Problem to solve:
Show every line that has the string "rate" in it.

[Figure record extracts]
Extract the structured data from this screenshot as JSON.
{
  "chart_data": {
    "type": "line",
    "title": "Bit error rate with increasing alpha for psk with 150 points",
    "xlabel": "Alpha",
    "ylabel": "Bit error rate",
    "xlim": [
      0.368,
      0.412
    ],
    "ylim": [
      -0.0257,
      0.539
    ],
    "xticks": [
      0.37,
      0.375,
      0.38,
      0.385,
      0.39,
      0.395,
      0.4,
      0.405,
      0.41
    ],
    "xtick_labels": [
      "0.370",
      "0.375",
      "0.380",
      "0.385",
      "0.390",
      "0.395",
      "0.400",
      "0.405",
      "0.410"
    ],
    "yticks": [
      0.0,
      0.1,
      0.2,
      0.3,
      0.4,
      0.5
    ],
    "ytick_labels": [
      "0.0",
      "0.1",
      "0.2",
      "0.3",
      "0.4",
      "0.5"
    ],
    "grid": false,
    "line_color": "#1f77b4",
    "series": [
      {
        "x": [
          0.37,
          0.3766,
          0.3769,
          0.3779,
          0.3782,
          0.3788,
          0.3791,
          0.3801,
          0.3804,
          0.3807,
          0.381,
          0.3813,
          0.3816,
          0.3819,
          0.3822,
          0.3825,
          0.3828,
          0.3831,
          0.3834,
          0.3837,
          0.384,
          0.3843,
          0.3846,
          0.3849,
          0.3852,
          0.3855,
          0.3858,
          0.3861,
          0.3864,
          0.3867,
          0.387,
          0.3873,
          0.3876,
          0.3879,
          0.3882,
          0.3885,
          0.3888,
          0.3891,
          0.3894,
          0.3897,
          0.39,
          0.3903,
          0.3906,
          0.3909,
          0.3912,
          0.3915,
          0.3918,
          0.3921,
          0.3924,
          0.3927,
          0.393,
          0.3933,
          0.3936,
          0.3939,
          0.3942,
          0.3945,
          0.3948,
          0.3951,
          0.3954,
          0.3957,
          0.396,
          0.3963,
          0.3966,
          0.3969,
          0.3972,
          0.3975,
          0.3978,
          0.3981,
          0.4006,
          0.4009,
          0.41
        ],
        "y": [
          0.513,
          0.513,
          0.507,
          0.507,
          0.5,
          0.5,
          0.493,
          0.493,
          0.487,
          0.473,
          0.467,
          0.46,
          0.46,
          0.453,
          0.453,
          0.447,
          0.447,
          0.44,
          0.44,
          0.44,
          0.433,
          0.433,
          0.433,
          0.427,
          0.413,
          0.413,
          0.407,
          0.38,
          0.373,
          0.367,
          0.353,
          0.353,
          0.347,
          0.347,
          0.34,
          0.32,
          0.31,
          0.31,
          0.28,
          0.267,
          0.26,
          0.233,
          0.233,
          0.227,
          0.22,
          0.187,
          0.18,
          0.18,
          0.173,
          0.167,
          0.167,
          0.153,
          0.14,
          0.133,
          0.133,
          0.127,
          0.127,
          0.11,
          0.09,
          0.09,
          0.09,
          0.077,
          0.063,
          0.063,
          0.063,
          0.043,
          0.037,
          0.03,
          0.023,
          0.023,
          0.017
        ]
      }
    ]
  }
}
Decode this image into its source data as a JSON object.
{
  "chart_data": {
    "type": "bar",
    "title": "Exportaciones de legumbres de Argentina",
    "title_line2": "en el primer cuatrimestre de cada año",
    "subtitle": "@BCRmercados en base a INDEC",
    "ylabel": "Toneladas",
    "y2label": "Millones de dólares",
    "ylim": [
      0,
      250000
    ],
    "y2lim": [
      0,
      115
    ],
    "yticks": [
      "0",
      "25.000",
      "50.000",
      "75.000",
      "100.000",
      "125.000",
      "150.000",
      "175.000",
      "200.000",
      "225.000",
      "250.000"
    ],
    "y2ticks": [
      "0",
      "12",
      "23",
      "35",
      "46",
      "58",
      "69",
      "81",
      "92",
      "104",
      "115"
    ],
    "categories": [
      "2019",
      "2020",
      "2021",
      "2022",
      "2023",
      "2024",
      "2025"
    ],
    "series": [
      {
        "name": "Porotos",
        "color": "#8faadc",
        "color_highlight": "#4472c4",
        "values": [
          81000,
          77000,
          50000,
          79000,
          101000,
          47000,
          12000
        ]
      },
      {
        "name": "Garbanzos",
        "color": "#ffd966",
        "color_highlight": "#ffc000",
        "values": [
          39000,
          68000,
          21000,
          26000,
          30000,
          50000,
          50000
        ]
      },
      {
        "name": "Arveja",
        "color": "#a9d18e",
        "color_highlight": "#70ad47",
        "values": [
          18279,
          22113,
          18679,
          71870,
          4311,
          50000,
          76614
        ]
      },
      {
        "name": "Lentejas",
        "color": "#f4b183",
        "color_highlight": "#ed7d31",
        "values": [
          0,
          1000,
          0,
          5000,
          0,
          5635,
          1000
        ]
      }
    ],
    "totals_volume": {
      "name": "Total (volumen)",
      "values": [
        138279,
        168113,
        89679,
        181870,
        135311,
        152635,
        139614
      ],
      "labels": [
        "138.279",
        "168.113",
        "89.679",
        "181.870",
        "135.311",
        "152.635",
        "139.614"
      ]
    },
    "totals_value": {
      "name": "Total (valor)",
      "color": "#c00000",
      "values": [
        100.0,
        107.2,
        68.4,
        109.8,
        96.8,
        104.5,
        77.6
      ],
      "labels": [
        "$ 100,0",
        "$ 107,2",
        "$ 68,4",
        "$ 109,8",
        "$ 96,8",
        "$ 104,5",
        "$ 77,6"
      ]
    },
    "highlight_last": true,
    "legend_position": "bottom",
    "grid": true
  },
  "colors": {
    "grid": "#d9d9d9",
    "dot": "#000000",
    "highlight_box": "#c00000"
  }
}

Response to the exercise:
    "title": "Bit error rate with increasing alpha for psk with 150 points",
    "ylabel": "Bit error rate",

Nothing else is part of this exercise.